*Input data:*
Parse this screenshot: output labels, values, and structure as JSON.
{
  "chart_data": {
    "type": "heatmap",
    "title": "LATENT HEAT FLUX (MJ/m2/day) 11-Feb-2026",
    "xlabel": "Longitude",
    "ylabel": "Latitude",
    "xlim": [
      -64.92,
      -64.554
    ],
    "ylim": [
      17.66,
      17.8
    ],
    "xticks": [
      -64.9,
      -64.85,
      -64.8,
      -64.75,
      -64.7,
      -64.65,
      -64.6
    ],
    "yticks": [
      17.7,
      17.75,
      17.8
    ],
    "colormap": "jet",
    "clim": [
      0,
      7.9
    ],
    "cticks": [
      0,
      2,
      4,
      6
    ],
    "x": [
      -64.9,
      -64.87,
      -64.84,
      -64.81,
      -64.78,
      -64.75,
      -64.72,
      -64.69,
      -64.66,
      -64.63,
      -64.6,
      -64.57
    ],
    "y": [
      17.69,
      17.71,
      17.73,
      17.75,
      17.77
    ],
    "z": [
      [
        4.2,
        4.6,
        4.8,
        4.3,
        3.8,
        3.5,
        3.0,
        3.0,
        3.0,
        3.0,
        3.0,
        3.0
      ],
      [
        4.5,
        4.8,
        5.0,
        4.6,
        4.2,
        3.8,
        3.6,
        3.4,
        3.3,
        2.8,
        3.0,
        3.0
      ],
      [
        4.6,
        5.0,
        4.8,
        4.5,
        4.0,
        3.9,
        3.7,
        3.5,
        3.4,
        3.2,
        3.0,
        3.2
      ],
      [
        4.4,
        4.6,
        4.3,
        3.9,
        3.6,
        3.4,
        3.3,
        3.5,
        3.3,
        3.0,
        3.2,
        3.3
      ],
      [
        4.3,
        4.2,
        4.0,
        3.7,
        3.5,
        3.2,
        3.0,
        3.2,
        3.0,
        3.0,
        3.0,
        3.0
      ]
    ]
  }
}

*Aim of the task:* Nothing should be left out: repeat all of the data exactly.

*Output for this exercise:*
Parse this screenshot: output labels, values, and structure as JSON.
{
  "chart_data": {
    "type": "heatmap",
    "title": "LATENT HEAT FLUX (MJ/m2/day) 11-Feb-2026",
    "xlabel": "Longitude",
    "ylabel": "Latitude",
    "xlim": [
      -64.92,
      -64.554
    ],
    "ylim": [
      17.66,
      17.8
    ],
    "xticks": [
      -64.9,
      -64.85,
      -64.8,
      -64.75,
      -64.7,
      -64.65,
      -64.6
    ],
    "yticks": [
      17.7,
      17.75,
      17.8
    ],
    "colormap": "jet",
    "clim": [
      0,
      7.9
    ],
    "cticks": [
      0,
      2,
      4,
      6
    ],
    "x": [
      -64.9,
      -64.87,
      -64.84,
      -64.81,
      -64.78,
      -64.75,
      -64.72,
      -64.69,
      -64.66,
      -64.63,
      -64.6,
      -64.57
    ],
    "y": [
      17.69,
      17.71,
      17.73,
      17.75,
      17.77
    ],
    "z": [
      [
        4.2,
        4.6,
        4.8,
        4.3,
        3.8,
        3.5,
        3.0,
        3.0,
        3.0,
        3.0,
        3.0,
        3.0
      ],
      [
        4.5,
        4.8,
        5.0,
        4.6,
        4.2,
        3.8,
        3.6,
        3.4,
        3.3,
        2.8,
        3.0,
        3.0
      ],
      [
        4.6,
        5.0,
        4.8,
        4.5,
        4.0,
        3.9,
        3.7,
        3.5,
        3.4,
        3.2,
        3.0,
        3.2
      ],
      [
        4.4,
        4.6,
        4.3,
        3.9,
        3.6,
        3.4,
        3.3,
        3.5,
        3.3,
        3.0,
        3.2,
        3.3
      ],
      [
        4.3,
        4.2,
        4.0,
        3.7,
        3.5,
        3.2,
        3.0,
        3.2,
        3.0,
        3.0,
        3.0,
        3.0
      ]
    ]
  }
}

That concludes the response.